INPUT.
# # # #

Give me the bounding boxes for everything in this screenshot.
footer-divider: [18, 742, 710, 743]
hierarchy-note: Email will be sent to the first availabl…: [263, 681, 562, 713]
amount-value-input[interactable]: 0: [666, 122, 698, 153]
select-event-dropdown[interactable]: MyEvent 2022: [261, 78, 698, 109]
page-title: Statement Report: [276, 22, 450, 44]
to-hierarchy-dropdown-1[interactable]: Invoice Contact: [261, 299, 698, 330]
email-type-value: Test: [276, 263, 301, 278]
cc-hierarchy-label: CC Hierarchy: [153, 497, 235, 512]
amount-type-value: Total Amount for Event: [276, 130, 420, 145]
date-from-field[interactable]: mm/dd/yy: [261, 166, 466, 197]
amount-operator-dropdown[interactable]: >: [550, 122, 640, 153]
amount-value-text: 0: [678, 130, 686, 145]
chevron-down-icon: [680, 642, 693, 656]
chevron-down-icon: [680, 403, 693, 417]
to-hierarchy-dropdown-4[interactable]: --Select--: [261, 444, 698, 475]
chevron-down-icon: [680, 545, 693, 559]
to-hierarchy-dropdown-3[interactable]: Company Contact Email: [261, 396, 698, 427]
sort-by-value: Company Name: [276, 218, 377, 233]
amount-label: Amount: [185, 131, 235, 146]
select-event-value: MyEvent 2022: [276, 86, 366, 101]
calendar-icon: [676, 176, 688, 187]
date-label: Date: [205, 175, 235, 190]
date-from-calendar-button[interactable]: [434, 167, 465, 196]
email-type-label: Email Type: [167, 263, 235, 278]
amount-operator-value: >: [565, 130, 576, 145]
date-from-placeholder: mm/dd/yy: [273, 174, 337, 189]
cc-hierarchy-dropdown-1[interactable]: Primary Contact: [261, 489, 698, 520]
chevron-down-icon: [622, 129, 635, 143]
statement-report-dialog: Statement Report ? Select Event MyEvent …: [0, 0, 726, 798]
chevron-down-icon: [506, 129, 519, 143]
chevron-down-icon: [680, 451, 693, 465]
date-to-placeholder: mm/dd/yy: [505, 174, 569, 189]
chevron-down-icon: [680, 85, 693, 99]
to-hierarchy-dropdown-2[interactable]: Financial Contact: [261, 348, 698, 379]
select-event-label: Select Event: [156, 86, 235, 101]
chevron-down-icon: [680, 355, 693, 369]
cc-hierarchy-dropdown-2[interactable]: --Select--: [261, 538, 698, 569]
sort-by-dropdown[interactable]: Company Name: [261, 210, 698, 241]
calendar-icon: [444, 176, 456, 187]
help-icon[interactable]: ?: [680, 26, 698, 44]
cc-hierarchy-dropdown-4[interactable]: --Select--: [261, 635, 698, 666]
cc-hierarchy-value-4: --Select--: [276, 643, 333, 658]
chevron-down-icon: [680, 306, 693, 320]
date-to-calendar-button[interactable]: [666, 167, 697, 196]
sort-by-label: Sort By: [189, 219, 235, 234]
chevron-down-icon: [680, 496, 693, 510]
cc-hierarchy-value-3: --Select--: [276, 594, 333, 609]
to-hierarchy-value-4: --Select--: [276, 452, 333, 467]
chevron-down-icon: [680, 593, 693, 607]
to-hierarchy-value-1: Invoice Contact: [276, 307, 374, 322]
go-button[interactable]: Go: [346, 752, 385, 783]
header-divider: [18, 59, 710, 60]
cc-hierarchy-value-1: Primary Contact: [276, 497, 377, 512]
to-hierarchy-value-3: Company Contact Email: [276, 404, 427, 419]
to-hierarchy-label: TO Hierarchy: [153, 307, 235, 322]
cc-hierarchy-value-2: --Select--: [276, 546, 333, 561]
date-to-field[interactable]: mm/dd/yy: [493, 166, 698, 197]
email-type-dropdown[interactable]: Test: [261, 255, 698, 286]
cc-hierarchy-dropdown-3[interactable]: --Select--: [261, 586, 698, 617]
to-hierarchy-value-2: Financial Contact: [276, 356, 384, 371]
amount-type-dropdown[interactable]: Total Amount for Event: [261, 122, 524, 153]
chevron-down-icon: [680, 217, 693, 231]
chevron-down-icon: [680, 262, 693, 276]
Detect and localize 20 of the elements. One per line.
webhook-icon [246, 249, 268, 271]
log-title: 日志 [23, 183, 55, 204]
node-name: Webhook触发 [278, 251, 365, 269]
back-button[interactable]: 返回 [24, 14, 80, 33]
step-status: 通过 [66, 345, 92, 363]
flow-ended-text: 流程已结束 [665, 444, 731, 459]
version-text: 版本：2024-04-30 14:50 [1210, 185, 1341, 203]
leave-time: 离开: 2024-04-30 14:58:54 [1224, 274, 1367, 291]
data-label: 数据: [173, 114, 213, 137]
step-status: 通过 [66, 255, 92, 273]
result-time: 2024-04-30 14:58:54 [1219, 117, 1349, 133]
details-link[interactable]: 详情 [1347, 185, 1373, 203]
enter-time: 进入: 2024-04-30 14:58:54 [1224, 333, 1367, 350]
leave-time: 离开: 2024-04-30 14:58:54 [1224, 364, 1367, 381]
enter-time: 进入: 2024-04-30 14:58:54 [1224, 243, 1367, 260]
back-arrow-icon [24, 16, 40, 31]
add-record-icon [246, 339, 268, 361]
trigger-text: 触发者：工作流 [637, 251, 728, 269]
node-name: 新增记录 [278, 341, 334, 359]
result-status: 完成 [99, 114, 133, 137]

# # # #

WHAT IS NEEDED. Pull out each line of the records above that contains the string "node".

TASK ANSWER.
node-name: Webhook触发 [278, 251, 365, 269]
node-name: 新增记录 [278, 341, 334, 359]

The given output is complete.